• **TASK REQUIREMENTS**
Only the lines from the one with "Transcribe the text in this document." onward are wanted, through the last line of the entries, set down exactly.

• **DATA FOR THIS EXERCISE**

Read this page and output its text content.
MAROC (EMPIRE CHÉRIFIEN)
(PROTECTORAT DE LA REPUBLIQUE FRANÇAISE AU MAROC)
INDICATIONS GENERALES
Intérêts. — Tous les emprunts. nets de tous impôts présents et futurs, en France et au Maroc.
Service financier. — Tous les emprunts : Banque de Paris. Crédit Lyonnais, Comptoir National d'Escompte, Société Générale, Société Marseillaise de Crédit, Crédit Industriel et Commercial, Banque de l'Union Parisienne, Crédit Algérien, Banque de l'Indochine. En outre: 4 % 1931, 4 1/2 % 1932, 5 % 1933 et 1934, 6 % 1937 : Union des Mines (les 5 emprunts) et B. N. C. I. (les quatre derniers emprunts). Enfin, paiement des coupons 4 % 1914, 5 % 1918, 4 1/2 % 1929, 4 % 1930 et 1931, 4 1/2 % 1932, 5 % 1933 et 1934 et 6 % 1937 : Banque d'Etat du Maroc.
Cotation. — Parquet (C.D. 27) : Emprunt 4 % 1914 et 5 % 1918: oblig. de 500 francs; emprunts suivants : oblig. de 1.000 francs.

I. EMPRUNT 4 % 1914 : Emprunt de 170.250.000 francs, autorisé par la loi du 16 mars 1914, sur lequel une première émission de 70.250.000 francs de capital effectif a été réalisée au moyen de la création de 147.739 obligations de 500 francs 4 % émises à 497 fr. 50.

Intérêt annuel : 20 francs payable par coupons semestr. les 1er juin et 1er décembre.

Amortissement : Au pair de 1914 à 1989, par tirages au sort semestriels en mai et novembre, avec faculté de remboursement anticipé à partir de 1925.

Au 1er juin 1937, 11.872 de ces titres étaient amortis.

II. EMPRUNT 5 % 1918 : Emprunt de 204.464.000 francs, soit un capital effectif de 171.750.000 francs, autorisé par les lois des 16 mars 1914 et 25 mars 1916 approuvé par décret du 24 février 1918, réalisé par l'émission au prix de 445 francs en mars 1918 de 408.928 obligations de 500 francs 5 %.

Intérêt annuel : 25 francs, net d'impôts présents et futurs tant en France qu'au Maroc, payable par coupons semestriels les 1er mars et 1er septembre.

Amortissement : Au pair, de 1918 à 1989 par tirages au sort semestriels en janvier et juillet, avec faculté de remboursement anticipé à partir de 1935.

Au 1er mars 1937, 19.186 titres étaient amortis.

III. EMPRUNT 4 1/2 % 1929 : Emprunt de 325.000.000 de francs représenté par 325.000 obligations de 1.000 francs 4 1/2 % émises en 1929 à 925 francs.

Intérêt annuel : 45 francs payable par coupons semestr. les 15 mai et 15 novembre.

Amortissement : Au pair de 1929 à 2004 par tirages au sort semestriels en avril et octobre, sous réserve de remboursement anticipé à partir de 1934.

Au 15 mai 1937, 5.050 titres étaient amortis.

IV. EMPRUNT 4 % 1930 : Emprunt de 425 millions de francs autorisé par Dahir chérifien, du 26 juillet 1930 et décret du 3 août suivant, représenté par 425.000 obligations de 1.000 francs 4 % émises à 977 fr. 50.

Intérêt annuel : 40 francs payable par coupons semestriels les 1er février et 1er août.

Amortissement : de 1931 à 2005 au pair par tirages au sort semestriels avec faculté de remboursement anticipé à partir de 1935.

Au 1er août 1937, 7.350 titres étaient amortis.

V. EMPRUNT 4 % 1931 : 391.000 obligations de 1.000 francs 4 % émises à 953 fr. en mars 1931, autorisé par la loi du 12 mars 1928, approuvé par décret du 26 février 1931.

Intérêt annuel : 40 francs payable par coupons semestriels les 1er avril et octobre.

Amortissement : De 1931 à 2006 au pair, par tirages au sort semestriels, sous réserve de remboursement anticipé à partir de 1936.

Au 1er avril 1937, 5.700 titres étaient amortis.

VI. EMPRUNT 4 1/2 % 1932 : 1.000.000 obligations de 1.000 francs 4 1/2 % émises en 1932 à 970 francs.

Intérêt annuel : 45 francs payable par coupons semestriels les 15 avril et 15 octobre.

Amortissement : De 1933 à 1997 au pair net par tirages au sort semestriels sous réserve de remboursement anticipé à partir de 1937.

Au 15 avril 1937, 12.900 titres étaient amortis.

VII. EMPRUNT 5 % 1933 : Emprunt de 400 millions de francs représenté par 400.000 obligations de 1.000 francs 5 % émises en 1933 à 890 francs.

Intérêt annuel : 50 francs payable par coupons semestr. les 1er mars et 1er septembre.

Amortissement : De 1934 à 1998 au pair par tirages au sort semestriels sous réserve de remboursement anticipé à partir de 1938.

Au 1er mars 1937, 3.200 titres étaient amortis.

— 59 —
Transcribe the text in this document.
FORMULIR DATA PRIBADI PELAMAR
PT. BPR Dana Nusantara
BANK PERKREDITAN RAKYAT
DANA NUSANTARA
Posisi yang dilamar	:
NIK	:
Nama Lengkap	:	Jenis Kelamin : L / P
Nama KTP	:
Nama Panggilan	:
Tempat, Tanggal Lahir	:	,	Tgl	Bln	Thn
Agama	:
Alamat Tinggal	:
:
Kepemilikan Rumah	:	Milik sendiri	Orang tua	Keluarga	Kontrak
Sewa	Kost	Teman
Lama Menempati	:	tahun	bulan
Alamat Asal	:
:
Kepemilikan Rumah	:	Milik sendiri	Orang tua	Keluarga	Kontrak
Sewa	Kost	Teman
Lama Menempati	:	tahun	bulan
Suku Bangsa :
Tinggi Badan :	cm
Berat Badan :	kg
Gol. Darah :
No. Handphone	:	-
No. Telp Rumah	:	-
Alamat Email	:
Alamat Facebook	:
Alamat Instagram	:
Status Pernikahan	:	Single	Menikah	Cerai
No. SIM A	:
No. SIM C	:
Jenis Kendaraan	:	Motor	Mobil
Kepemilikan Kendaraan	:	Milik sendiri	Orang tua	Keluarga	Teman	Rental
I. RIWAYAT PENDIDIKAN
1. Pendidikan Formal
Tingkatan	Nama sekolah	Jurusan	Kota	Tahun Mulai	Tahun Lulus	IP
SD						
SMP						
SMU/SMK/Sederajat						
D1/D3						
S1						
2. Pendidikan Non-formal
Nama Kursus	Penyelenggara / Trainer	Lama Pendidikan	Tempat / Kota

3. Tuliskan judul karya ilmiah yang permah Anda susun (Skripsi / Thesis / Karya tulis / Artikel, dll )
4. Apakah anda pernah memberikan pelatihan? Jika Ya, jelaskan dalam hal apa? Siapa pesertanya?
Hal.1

• **OUTPUT FOR THIS EXERCISE**
Transcribe the text in this document.
FORMULIR DATA PRIBADI PELAMAR
PT. BPR Dana Nusantara
BANK PERKREDITAN RAKYAT
DANA NUSANTARA
Posisi yang dilamar	:
NIK	:
Nama Lengkap	:	Jenis Kelamin : L / P
Nama KTP	:
Nama Panggilan	:
Tempat, Tanggal Lahir	:	,	Tgl	Bln	Thn
Agama	:
Alamat Tinggal	:
:
Kepemilikan Rumah	:	Milik sendiri	Orang tua	Keluarga	Kontrak
Sewa	Kost	Teman
Lama Menempati	:	tahun	bulan
Alamat Asal	:
:
Kepemilikan Rumah	:	Milik sendiri	Orang tua	Keluarga	Kontrak
Sewa	Kost	Teman
Lama Menempati	:	tahun	bulan
Suku Bangsa :
Tinggi Badan :	cm
Berat Badan :	kg
Gol. Darah :
No. Handphone	:	-
No. Telp Rumah	:	-
Alamat Email	:
Alamat Facebook	:
Alamat Instagram	:
Status Pernikahan	:	Single	Menikah	Cerai
No. SIM A	:
No. SIM C	:
Jenis Kendaraan	:	Motor	Mobil
Kepemilikan Kendaraan	:	Milik sendiri	Orang tua	Keluarga	Teman	Rental
I. RIWAYAT PENDIDIKAN
1. Pendidikan Formal
Tingkatan	Nama sekolah	Jurusan	Kota	Tahun Mulai	Tahun Lulus	IP
SD						
SMP						
SMU/SMK/Sederajat						
D1/D3						
S1						
2. Pendidikan Non-formal
Nama Kursus	Penyelenggara / Trainer	Lama Pendidikan	Tempat / Kota

3. Tuliskan judul karya ilmiah yang permah Anda susun (Skripsi / Thesis / Karya tulis / Artikel, dll )
4. Apakah anda pernah memberikan pelatihan? Jika Ya, jelaskan dalam hal apa? Siapa pesertanya?
Hal.1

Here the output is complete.